§ Testo proposto:
Ennesima giravolta del M5S
Via libera del parlamento alla riforma del Mes
Le masse non ne avranno alcun beneficio

Il 9 dicembre Giuseppe Conte si è recato in parlamento per comunicazioni sulla linea del governo in vista della riunione del Consiglio europeo del 10 e 11 dicembre. Diversi i temi in discussione e sottoposti alla votazione di Camera e Senato. Tra questi la lotta alla pandemia e il Next generation UE , il fondo europeo di ripresa economica, detto anche Recovery fund , che stanzia 209 miliardi per l'Italia, appena sbloccato dal veto di Polonia e Ungheria, il piano verde europeo, la sicurezza e la lotta al terrorismo, i rapporti Europa-Usa e le relazioni future tra Europa e Regno Unito dopo la Brexit. Ma il tema di sicuro più spinoso da affrontare e superare per il premier era quello della riforma del Mes, il Meccanismo europeo di stabilità sul quale la maggioranza di governo rischiava di andare in frantumi a causa di una seria spaccatura nel M5S.
A pochi giorni dal cruciale appuntamento, infatti, una quarantina di deputati e una dozzina di senatori del M5S avevano espresso in una lettera l'intenzione di non votare in aula la risoluzione della maggioranza che autorizzava Conte a dare il consenso italiano alla riforma del Mes, che recepisce alcune richieste italiane sulle condizioni di utilizzazione del cosiddetto salva-Stati e sul sistema bancario, e quindi al proseguimento del suo iter fino all'approvazione finale nel 2022, prima della definitiva ratifica da parte dei parlamenti dei singoli Stati. Tra questi un nutrito gruppo di parlamentari della corrente di Di Battista e Casaleggio capeggiati dall'ex ministra per il Sud, Barbara Lezzi, e della destra nostalgica del governo con la Lega, come il trumpiano Raphael Raduzzi; ma tra i contrari anche personaggi di spicco come il presidente della commissione Antimafia Nicola Morra, il senatore Elio Lannutti, e altri.
Per questi cosiddetti “irriducibili”, il no al Mes era un principio identitario irrinunciabile del M5S, caduto il quale il movimento avrebbe finito di esistere, e non si contentavano della linea espressa dal reggente Crimi, da lui sintetizzata nella direttiva: “l'Italia non ha bisogno del Mes. Al contempo non impediamo l'approvazione delle modifiche al trattato”. Linea mutuata direttamente da quella di Conte, che nel tentativo di disinnescare l'insidiosa mina aveva ribadito in più di un'intervista, anche a costo di irritare PD, IV e LeU, che in ogni caso l'Italia non avrebbe utilizzato il Mes, neanche quello per la sanità formalmente privo di condizioni: “Il Mes non ci serve, l'Italia non ne ha bisogno”, andava infatti ripetendo ad ogni occasione il premier.

§ Voci elencate:
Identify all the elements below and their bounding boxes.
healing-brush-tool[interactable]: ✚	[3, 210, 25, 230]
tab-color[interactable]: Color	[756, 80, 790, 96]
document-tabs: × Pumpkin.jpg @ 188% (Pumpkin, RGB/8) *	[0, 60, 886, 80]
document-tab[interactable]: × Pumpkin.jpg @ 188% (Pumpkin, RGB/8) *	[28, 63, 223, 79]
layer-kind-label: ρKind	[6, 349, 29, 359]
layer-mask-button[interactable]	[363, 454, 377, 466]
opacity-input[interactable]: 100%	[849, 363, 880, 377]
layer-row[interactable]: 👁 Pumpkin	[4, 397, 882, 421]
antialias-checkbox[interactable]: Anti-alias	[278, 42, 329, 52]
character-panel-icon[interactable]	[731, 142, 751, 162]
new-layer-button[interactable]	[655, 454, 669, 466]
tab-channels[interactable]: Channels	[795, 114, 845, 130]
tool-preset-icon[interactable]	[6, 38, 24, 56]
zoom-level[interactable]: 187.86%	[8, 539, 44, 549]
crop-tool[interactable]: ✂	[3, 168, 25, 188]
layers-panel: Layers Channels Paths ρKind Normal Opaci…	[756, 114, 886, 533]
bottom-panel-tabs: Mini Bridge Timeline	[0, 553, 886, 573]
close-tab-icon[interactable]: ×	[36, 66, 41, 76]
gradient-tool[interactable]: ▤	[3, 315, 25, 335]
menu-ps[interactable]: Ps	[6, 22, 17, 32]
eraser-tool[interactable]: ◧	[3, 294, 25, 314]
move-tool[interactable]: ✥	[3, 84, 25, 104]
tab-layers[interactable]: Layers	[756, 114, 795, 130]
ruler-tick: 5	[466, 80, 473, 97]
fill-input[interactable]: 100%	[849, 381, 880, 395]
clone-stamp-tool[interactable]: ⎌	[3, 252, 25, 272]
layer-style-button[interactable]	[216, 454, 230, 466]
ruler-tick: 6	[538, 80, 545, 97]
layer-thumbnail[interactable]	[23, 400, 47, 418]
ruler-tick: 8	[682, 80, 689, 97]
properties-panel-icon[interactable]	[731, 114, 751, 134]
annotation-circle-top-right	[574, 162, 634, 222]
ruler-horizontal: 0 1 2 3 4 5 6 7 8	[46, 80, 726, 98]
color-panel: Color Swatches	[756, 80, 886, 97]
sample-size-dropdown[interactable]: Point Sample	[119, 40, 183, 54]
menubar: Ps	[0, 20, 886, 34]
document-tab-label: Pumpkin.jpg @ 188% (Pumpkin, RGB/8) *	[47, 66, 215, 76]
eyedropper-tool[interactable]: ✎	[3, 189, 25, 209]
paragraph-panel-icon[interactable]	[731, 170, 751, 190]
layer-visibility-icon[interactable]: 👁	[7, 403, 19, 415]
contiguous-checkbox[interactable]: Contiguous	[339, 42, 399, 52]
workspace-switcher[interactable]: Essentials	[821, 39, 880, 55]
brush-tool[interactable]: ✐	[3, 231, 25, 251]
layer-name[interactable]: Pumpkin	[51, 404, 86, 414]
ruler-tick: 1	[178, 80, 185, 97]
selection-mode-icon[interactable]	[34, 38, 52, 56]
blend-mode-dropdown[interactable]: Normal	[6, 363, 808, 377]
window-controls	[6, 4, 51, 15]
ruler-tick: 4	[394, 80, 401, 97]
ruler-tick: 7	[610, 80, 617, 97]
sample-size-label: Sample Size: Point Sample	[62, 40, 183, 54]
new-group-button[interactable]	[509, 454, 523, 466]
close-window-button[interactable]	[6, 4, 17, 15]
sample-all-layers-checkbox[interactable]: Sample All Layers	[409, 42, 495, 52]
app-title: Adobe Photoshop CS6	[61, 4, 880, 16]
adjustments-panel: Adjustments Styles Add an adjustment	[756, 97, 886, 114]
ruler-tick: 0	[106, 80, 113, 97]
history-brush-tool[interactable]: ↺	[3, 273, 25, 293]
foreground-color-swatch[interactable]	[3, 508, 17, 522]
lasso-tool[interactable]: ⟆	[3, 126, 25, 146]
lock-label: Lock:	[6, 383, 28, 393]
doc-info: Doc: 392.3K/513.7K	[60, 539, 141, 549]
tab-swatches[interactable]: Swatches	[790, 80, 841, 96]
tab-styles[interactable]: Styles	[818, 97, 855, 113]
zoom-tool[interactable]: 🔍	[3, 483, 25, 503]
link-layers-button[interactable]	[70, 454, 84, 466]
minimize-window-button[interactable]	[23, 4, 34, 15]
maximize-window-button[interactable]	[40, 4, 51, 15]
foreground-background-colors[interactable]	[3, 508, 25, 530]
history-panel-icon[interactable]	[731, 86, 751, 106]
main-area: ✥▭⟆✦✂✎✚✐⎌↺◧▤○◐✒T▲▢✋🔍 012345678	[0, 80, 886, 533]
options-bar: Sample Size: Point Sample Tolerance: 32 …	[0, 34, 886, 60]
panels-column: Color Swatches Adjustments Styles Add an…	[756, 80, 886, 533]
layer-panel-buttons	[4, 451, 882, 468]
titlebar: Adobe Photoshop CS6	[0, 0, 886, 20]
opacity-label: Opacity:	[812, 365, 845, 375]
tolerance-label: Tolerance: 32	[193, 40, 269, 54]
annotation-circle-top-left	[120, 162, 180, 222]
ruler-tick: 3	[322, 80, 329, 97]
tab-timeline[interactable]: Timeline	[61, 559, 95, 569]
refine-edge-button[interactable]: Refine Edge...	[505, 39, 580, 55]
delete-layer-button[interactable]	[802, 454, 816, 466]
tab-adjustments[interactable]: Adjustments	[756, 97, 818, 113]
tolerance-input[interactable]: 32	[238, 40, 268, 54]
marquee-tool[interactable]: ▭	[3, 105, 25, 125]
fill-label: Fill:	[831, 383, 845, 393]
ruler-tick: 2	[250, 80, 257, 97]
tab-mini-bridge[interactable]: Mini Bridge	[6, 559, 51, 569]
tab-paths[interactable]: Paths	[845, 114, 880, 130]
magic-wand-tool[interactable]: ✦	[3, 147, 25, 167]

§ Domande:
**A)** Elenchi tutti i parlamentari del M5S contrari alla riforma del Mes che il testo sulla riforma del Mes cita per nome.
**B)** Prosegua il testo sulla riforma del Mes a partire dalla sua ultima frase.
I record non hanno alcuna attinenza con il testo sulla riforma del Mes.

§ Risposte in ordine:
**A)** Barbara Lezzi, Raphael Raduzzi, Nicola Morra, Elio Lannutti

**B)**
 

Rischio concreto di caduta del governo
Interveniva per sedare gli animi anche Di Maio, chiamando al telefono ad uno ad uno i riottosi, da una parte blandendoli col dichiararsi d'accordo con loro che la riforma del Mes era addirittura “peggiorativa”, dall'altra minimizzando l'importanza del sì alla sua approvazione perché il Mes “non avrà mai i numeri in aula”. Tradotto: votiamo sì oggi sennò il governo cade e si va a votare (sottotesto: e pochi di noi saranno rieletti, vuoi per aver esaurito i due mandati come il sottoscritto, vuoi per il taglio dei parlamentari da noi voluto e per il crollo dei consensi al M5S), tanto lo potremo sempre bocciare al momento della ratifica finale in parlamento.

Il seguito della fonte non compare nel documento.